> [GIVEN REQUEST] Return the records that follow, matching each one exactly.

Begin

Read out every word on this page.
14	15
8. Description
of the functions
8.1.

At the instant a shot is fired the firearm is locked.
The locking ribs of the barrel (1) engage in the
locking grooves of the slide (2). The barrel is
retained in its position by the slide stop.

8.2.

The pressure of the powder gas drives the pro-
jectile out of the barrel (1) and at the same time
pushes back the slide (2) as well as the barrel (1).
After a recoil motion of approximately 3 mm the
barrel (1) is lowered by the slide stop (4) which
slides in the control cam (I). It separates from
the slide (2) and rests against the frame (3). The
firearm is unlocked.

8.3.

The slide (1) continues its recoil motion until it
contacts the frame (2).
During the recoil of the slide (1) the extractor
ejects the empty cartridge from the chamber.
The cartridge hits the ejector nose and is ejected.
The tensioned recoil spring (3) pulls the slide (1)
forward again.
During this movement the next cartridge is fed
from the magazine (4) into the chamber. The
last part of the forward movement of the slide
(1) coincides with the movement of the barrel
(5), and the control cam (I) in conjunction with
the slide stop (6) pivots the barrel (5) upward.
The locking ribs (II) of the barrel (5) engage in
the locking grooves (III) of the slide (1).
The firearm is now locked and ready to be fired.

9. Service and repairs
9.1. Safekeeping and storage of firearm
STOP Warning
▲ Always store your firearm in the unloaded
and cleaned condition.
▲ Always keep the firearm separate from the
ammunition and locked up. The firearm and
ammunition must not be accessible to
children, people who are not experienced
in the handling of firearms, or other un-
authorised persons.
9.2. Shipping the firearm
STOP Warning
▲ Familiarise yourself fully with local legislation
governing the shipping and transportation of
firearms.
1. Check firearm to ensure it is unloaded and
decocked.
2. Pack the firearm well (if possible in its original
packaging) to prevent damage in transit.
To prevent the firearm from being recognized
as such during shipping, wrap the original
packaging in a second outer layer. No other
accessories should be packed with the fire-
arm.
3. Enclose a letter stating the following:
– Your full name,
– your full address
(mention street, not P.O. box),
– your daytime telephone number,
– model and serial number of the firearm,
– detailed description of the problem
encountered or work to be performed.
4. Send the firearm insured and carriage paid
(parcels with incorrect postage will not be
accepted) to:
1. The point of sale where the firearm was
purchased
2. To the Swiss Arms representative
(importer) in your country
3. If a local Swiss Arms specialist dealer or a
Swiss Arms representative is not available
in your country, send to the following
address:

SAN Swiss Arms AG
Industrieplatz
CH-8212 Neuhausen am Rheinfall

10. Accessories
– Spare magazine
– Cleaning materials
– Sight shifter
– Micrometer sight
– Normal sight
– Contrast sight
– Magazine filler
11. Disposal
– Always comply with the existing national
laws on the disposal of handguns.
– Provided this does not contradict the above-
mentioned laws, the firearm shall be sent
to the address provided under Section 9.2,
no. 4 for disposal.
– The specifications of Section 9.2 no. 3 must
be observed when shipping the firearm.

End

> [TASK RESULT]
Read out every word on this page.
14	15
8. Description
of the functions
8.1.

At the instant a shot is fired the firearm is locked.
The locking ribs of the barrel (1) engage in the
locking grooves of the slide (2). The barrel is
retained in its position by the slide stop.

8.2.

The pressure of the powder gas drives the pro-
jectile out of the barrel (1) and at the same time
pushes back the slide (2) as well as the barrel (1).
After a recoil motion of approximately 3 mm the
barrel (1) is lowered by the slide stop (4) which
slides in the control cam (I). It separates from
the slide (2) and rests against the frame (3). The
firearm is unlocked.

8.3.

The slide (1) continues its recoil motion until it
contacts the frame (2).
During the recoil of the slide (1) the extractor
ejects the empty cartridge from the chamber.
The cartridge hits the ejector nose and is ejected.
The tensioned recoil spring (3) pulls the slide (1)
forward again.
During this movement the next cartridge is fed
from the magazine (4) into the chamber. The
last part of the forward movement of the slide
(1) coincides with the movement of the barrel
(5), and the control cam (I) in conjunction with
the slide stop (6) pivots the barrel (5) upward.
The locking ribs (II) of the barrel (5) engage in
the locking grooves (III) of the slide (1).
The firearm is now locked and ready to be fired.

9. Service and repairs
9.1. Safekeeping and storage of firearm
STOP Warning
▲ Always store your firearm in the unloaded
and cleaned condition.
▲ Always keep the firearm separate from the
ammunition and locked up. The firearm and
ammunition must not be accessible to
children, people who are not experienced
in the handling of firearms, or other un-
authorised persons.
9.2. Shipping the firearm
STOP Warning
▲ Familiarise yourself fully with local legislation
governing the shipping and transportation of
firearms.
1. Check firearm to ensure it is unloaded and
decocked.
2. Pack the firearm well (if possible in its original
packaging) to prevent damage in transit.
To prevent the firearm from being recognized
as such during shipping, wrap the original
packaging in a second outer layer. No other
accessories should be packed with the fire-
arm.
3. Enclose a letter stating the following:
– Your full name,
– your full address
(mention street, not P.O. box),
– your daytime telephone number,
– model and serial number of the firearm,
– detailed description of the problem
encountered or work to be performed.
4. Send the firearm insured and carriage paid
(parcels with incorrect postage will not be
accepted) to:
1. The point of sale where the firearm was
purchased
2. To the Swiss Arms representative
(importer) in your country
3. If a local Swiss Arms specialist dealer or a
Swiss Arms representative is not available
in your country, send to the following
address:

SAN Swiss Arms AG
Industrieplatz
CH-8212 Neuhausen am Rheinfall

10. Accessories
– Spare magazine
– Cleaning materials
– Sight shifter
– Micrometer sight
– Normal sight
– Contrast sight
– Magazine filler
11. Disposal
– Always comply with the existing national
laws on the disposal of handguns.
– Provided this does not contradict the above-
mentioned laws, the firearm shall be sent
to the address provided under Section 9.2,
no. 4 for disposal.
– The specifications of Section 9.2 no. 3 must
be observed when shipping the firearm.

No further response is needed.